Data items
────────────────────────────────────────

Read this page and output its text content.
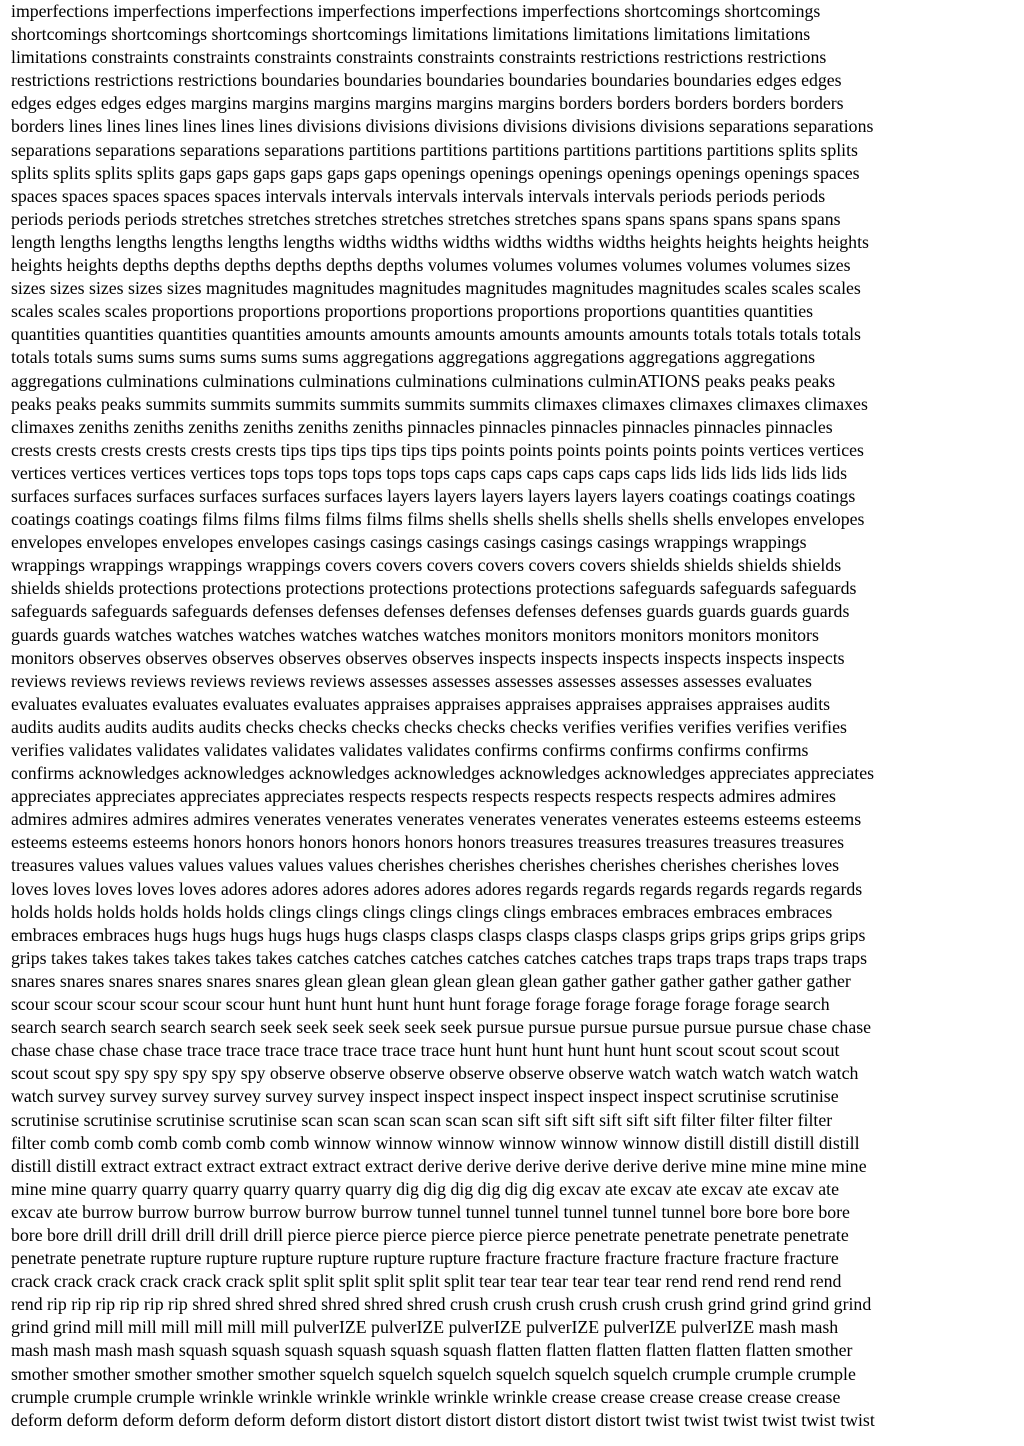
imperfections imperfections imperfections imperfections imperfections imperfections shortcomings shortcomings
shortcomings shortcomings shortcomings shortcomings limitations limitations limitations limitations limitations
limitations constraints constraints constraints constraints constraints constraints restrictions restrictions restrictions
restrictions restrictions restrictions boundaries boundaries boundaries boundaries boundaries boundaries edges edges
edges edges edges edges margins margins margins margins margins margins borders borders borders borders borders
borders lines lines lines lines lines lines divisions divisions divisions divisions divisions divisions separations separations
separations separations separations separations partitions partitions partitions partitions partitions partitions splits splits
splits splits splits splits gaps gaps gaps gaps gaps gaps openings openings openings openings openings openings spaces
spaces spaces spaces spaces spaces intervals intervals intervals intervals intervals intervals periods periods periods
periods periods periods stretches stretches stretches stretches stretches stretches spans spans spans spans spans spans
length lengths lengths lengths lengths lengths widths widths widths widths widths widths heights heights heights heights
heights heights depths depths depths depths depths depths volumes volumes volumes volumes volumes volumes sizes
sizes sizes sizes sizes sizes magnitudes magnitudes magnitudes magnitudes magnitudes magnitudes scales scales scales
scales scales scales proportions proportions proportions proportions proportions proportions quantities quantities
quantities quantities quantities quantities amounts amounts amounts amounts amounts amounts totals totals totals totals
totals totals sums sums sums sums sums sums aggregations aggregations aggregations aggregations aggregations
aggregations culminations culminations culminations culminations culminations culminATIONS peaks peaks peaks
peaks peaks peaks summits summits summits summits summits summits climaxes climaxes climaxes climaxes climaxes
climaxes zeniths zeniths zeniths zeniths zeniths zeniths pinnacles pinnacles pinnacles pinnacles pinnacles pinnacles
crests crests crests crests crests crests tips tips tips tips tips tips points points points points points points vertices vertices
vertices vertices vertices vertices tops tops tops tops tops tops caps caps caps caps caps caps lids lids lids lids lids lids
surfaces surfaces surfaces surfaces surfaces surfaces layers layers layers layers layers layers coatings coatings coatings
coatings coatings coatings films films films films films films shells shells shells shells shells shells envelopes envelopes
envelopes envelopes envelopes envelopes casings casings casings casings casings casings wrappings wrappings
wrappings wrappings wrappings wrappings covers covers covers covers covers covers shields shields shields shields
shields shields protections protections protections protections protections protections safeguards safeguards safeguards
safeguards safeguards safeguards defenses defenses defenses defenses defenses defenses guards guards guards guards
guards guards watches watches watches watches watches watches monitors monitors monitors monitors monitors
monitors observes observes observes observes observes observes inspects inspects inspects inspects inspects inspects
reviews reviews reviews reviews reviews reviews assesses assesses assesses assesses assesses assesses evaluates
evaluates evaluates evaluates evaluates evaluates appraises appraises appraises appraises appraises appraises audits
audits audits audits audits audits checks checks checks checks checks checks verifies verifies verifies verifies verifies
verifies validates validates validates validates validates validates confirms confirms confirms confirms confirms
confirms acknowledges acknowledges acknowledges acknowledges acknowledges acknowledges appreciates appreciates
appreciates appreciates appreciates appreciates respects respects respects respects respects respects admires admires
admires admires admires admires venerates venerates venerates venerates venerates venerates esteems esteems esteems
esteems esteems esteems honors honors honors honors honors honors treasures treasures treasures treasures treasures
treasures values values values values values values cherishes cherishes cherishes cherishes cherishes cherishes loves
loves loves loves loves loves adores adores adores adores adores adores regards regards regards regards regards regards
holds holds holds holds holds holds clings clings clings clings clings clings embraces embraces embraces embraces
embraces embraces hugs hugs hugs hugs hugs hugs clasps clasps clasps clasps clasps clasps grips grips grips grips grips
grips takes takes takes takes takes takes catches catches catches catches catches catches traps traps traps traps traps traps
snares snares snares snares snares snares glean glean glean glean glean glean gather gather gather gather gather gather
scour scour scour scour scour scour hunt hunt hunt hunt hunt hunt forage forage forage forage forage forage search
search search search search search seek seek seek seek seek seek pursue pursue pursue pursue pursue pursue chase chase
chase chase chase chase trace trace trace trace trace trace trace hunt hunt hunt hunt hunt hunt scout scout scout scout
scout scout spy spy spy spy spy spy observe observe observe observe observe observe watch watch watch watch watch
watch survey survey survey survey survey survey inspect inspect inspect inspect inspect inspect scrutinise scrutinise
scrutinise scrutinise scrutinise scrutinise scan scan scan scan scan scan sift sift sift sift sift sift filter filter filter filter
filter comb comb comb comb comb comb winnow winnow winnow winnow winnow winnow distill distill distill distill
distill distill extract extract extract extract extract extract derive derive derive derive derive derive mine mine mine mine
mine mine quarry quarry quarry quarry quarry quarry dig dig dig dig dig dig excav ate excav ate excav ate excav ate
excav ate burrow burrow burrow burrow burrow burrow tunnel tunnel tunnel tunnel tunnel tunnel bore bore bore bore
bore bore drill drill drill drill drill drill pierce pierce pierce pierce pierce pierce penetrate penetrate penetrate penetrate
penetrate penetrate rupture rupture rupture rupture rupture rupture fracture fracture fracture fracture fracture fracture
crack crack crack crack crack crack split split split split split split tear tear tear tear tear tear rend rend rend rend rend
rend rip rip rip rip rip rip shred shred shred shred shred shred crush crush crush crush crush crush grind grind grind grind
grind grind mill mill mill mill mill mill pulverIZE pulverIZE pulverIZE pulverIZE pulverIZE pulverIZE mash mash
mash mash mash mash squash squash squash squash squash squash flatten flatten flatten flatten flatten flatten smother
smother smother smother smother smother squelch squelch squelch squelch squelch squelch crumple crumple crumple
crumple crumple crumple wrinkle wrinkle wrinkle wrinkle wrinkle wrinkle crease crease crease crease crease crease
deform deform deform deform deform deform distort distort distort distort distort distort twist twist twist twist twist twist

────────────────────────────────────────

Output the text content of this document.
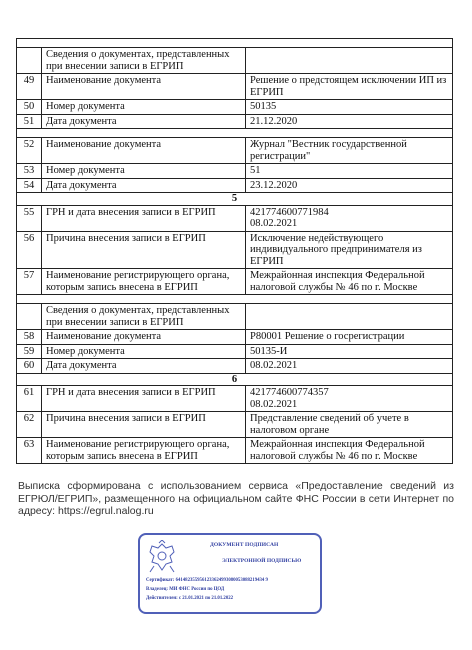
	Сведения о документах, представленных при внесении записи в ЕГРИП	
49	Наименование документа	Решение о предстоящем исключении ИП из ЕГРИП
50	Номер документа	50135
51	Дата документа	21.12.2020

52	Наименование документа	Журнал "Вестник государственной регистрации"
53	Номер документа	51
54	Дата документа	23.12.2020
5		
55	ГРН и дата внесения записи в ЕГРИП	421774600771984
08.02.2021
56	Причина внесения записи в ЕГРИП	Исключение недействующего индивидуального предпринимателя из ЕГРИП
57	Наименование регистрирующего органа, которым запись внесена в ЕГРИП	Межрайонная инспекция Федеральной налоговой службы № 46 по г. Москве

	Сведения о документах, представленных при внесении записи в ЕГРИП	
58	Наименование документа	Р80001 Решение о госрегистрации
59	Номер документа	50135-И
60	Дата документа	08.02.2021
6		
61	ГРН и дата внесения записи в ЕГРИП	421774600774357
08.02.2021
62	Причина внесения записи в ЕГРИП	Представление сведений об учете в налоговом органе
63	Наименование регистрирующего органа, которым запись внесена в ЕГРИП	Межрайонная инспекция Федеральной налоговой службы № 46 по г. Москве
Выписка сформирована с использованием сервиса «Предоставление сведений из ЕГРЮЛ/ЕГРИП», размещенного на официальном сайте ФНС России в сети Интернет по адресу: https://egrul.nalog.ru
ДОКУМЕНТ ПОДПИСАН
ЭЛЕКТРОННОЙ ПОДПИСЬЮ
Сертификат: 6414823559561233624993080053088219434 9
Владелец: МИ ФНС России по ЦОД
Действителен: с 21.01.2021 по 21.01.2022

────────────────────────────────────────

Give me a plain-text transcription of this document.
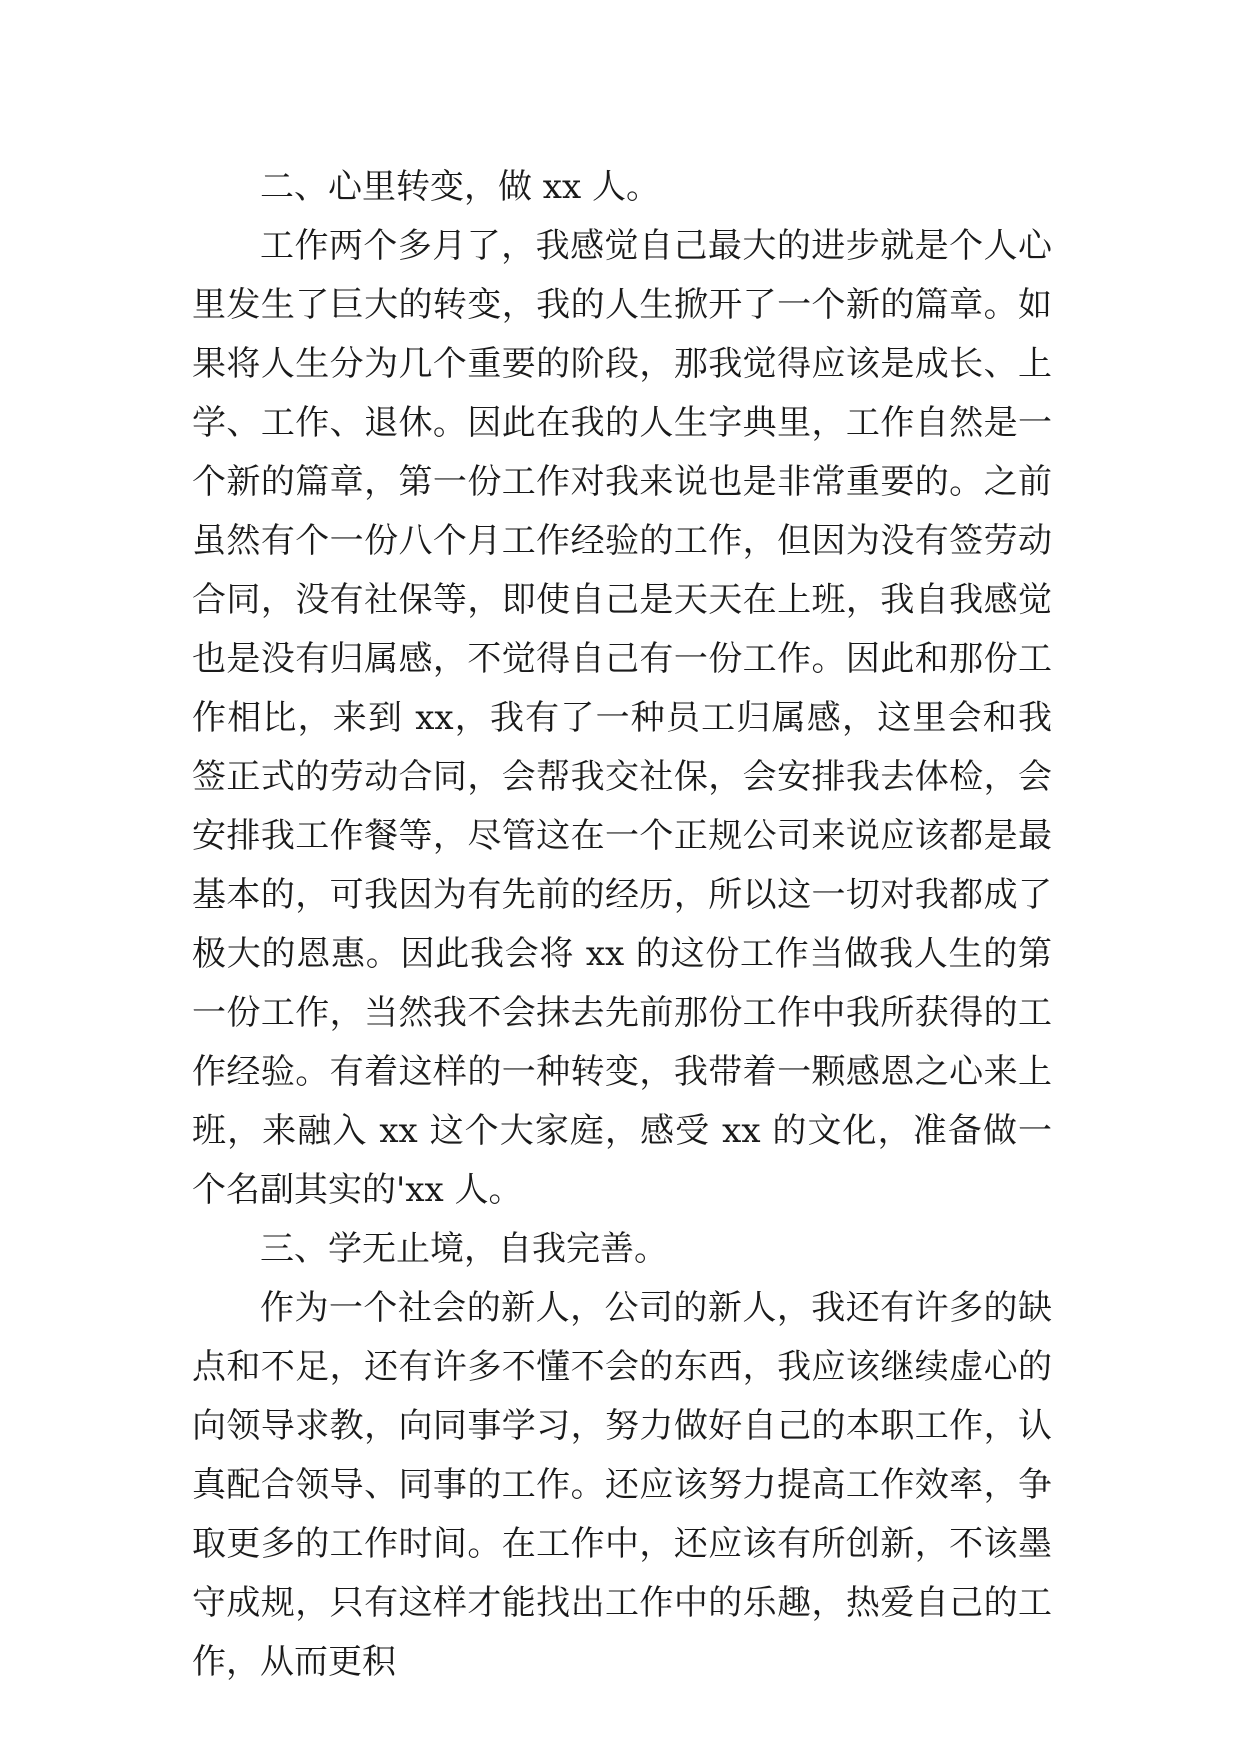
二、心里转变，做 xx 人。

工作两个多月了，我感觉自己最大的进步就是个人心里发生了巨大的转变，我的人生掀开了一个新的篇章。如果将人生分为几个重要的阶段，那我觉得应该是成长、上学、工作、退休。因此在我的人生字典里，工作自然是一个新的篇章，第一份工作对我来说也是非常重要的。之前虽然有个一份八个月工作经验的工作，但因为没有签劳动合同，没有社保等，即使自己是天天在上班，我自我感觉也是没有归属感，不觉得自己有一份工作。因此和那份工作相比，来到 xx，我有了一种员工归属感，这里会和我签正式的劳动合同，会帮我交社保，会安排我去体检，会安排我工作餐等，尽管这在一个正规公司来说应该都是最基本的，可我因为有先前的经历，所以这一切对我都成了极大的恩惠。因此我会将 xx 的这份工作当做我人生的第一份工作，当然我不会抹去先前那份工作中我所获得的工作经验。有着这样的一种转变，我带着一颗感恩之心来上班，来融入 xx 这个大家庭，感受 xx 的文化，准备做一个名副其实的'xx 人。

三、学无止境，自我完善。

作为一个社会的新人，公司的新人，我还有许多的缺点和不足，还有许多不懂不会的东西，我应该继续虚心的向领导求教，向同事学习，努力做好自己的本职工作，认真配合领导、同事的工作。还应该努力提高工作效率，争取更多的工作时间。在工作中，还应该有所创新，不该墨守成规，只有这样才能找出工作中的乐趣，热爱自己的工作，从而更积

────────────────────────────────────────

EXERCISE TASK: Gather every line from the listing above in which "органа" appears, and copy those lines.

TASK SOLUTION:
57	Наименование регистрирующего органа, которым запись внесена в ЕГРИП	Межрайонная инспекция Федеральной налоговой службы № 46 по г. Москве
63	Наименование регистрирующего органа, которым запись внесена в ЕГРИП	Межрайонная инспекция Федеральной налоговой службы № 46 по г. Москве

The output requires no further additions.